** start Extracted material **

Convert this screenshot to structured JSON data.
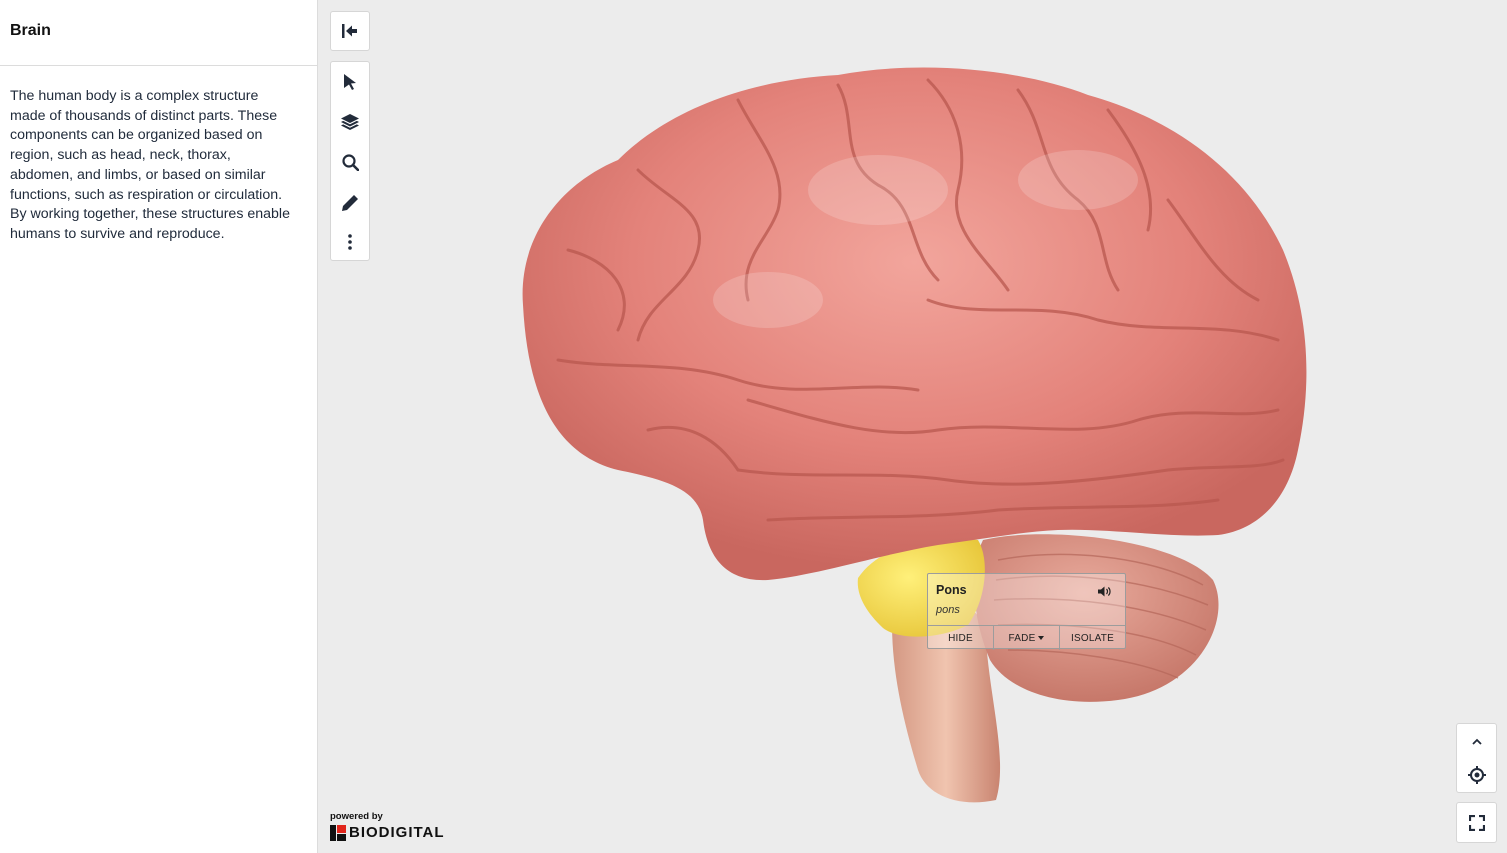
{
  "sidebar": {
    "title": "Brain",
    "description": "The human body is a complex structure made of thousands of distinct parts. These components can be organized based on region, such as head, neck, thorax, abdomen, and limbs, or based on similar functions, such as respiration or circulation. By working together, these structures enable humans to survive and reproduce."
  },
  "toolbar": {
    "collapse_icon": "collapse-left-icon",
    "tools": [
      "select-arrow-icon",
      "layers-icon",
      "search-icon",
      "pencil-icon",
      "more-vertical-icon"
    ]
  },
  "label": {
    "name": "Pons",
    "latin": "pons",
    "audio_icon": "speaker-icon",
    "actions": {
      "hide": "HIDE",
      "fade": "FADE",
      "isolate": "ISOLATE"
    }
  },
  "branding": {
    "powered_by": "powered by",
    "name": "BIODIGITAL"
  },
  "nav": {
    "expand_icon": "chevron-up-icon",
    "center_icon": "crosshair-icon",
    "fullscreen_icon": "fullscreen-icon"
  },
  "colors": {
    "brain": "#e9877f",
    "pons_highlight": "#f2df57",
    "cerebellum": "#d9897a",
    "icon": "#222b3a"
  }
}
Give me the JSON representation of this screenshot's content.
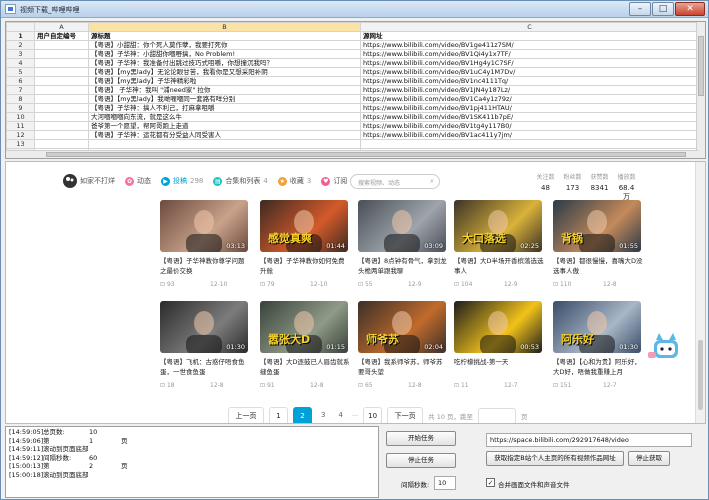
{
  "window": {
    "title": "视频下载_哔哩哔哩",
    "btn_min": "–",
    "btn_max": "□",
    "btn_close": "✕"
  },
  "grid": {
    "col_letters": [
      "A",
      "B",
      "C"
    ],
    "headers": [
      "用户自定编号",
      "源标题",
      "源网址"
    ],
    "row_numbers": [
      "1",
      "2",
      "3",
      "4",
      "5",
      "6",
      "7",
      "8",
      "9",
      "10",
      "11",
      "12",
      "13",
      "14",
      "15"
    ],
    "rows": [
      [
        "",
        "【粤语】小甜甜：你个死人莫作孽，我要打死你",
        "https://www.bilibili.com/video/BV1ge411z7SM/"
      ],
      [
        "",
        "【粤语】子华神：小甜甜你嗰嘢搞，No Problem!",
        "https://www.bilibili.com/video/BV1Qi4y1x7TF/"
      ],
      [
        "",
        "【粤语】子华神：我准备付出跳过技巧式咀嚼，你想撞沉我吗？",
        "https://www.bilibili.com/video/BV1Hg4y1C7SF/"
      ],
      [
        "",
        "【粤语】【my黑lady】无论论眼甘苦，我看你是又想采阳补阴",
        "https://www.bilibili.com/video/BV1uC4y1M7Dv/"
      ],
      [
        "",
        "【粤语】【my黑lady】子华神精彩啦",
        "https://www.bilibili.com/video/BV1nc4111Tq/"
      ],
      [
        "",
        "【粤语】 子华神：我叫 \"浦need家\" 拉你",
        "https://www.bilibili.com/video/BV1JN4y187Lz/"
      ],
      [
        "",
        "【粤语】【my黑lady】我哋喱嗰同一套路有咩分别",
        "https://www.bilibili.com/video/BV1Ca4y1z79z/"
      ],
      [
        "",
        "【粤语】子华神：搞人不利己，打麻拿咀嚼",
        "https://www.bilibili.com/video/BV1pj411HTAU/"
      ],
      [
        "",
        "大河嗰嗰嗰向东流，就是这么牛",
        "https://www.bilibili.com/video/BV1SK411b7pE/"
      ],
      [
        "",
        "爸爷第一个愿望，帮阿哥跑上走道",
        "https://www.bilibili.com/video/BV1tg4y117B0/"
      ],
      [
        "",
        "【粤语】子华神：运花都有分受益人同受害人",
        "https://www.bilibili.com/video/BV1ac411y7jm/"
      ],
      [
        "",
        "",
        ""
      ],
      [
        "",
        "",
        ""
      ]
    ]
  },
  "browser": {
    "tabs": [
      {
        "label": "如家不打烊",
        "n": ""
      },
      {
        "label": "动态",
        "n": ""
      },
      {
        "label": "投稿",
        "n": "298"
      },
      {
        "label": "合集和列表",
        "n": "4"
      },
      {
        "label": "收藏",
        "n": "3"
      },
      {
        "label": "订阅",
        "n": ""
      }
    ],
    "search_placeholder": "搜索视频、动态",
    "stats": [
      {
        "label": "关注数",
        "value": "48"
      },
      {
        "label": "粉丝数",
        "value": "173"
      },
      {
        "label": "获赞数",
        "value": "8341"
      },
      {
        "label": "播放数",
        "value": "68.4万"
      }
    ],
    "videos": [
      {
        "dur": "03:13",
        "title": "【粤语】子华神教你尊学问题之最价交换",
        "plays": "93",
        "date": "12-10",
        "colors": [
          "#6b4a3e",
          "#c9a28a"
        ]
      },
      {
        "dur": "01:44",
        "title": "【粤语】子华神教你如何免费升舱",
        "plays": "79",
        "date": "12-10",
        "colors": [
          "#3d2a22",
          "#d45a2a"
        ],
        "overlay": "感觉真爽"
      },
      {
        "dur": "03:09",
        "title": "【粤语】8点钟有骨气，拿到龙头桅两单跟我聊",
        "plays": "55",
        "date": "12-9",
        "colors": [
          "#4a4f57",
          "#9ea4ab"
        ]
      },
      {
        "dur": "02:25",
        "title": "【粤语】大D半场开香槟落选选事人",
        "plays": "104",
        "date": "12-9",
        "colors": [
          "#3c3328",
          "#d9b23a"
        ],
        "overlay": "大口落选"
      },
      {
        "dur": "01:55",
        "title": "【粤语】都很慢慢，喜嘴大D没选事人傲",
        "plays": "110",
        "date": "12-8",
        "colors": [
          "#2a3a4a",
          "#c48a5a"
        ],
        "overlay": "背锅"
      },
      {
        "dur": "01:30",
        "title": "【粤语】飞机：古惑仔唔食鱼蛋，一世食鱼蛋",
        "plays": "18",
        "date": "12-8",
        "colors": [
          "#2b2b2b",
          "#7c7c7c"
        ]
      },
      {
        "dur": "01:15",
        "title": "【粤语】大D逐鼓已人眉齿就系缝鱼蛋",
        "plays": "91",
        "date": "12-8",
        "colors": [
          "#39423a",
          "#8f9a87"
        ],
        "overlay": "嚣张大D"
      },
      {
        "dur": "02:04",
        "title": "【粤语】我系师爷苏，师爷苏要哥头堃",
        "plays": "65",
        "date": "12-8",
        "colors": [
          "#3b2f2a",
          "#c06b2b"
        ],
        "overlay": "师爷苏"
      },
      {
        "dur": "00:53",
        "title": "吃柠檬挑战-第一天",
        "plays": "11",
        "date": "12-7",
        "colors": [
          "#1d1d1d",
          "#f2c21a"
        ]
      },
      {
        "dur": "01:30",
        "title": "【粤语】【心和为贵】阿乐好，大D好，唔做我重赚上月",
        "plays": "151",
        "date": "12-7",
        "colors": [
          "#3a4e6a",
          "#a8b6c6"
        ],
        "overlay": "阿乐好"
      }
    ],
    "pager": {
      "prev": "上一页",
      "pages": [
        "1",
        "2",
        "3",
        "4"
      ],
      "ellipsis": "···",
      "last": "10",
      "next": "下一页",
      "total": "共 10 页，跳至",
      "page_unit": "页",
      "current": "2"
    }
  },
  "log": [
    {
      "t": "[14:59:05]",
      "a": "总页数:",
      "b": "10",
      "c": ""
    },
    {
      "t": "[14:59:06]",
      "a": "第",
      "b": "1",
      "c": "页"
    },
    {
      "t": "[14:59:11]",
      "a": "滚动到页面底部",
      "b": "",
      "c": ""
    },
    {
      "t": "[14:59:12]",
      "a": "间隔秒数:",
      "b": "60",
      "c": ""
    },
    {
      "t": "[15:00:13]",
      "a": "第",
      "b": "2",
      "c": "页"
    },
    {
      "t": "[15:00:18]",
      "a": "滚动到页面底部",
      "b": "",
      "c": ""
    }
  ],
  "controls": {
    "start": "开始任务",
    "stop": "停止任务",
    "interval_label": "间隔秒数:",
    "interval_value": "10",
    "url_value": "https://space.bilibili.com/292917648/video",
    "fetch": "获取指定B站个人主页的所有视频作品网址",
    "stop_fetch": "停止获取",
    "merge_label": "合并画面文件和声音文件",
    "merge_checked": "✓"
  }
}
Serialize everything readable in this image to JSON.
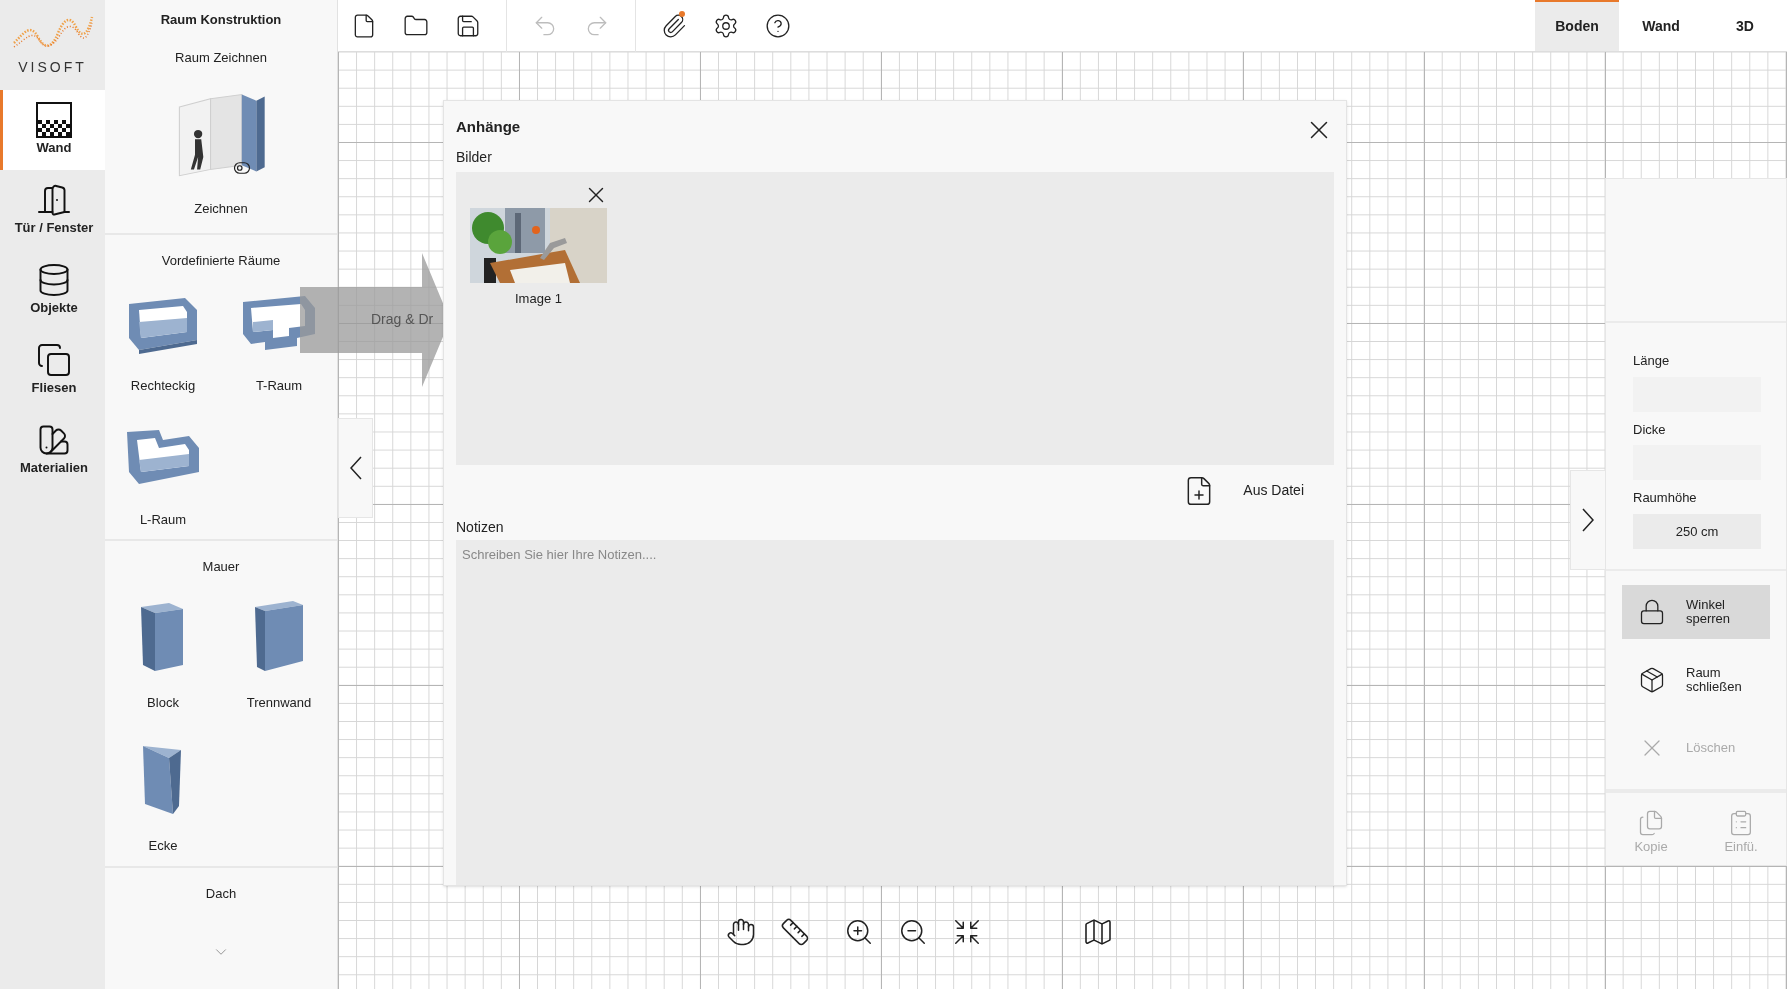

** end Extracted material **

## Task goal
Spot every line that holds "overlay" and copy it.

## Finished answer
        "overlay": "感觉真爽"
        "overlay": "大口落选"
        "overlay": "背锅"
        "overlay": "嚣张大D"
        "overlay": "师爷苏"
        "overlay": "阿乐好"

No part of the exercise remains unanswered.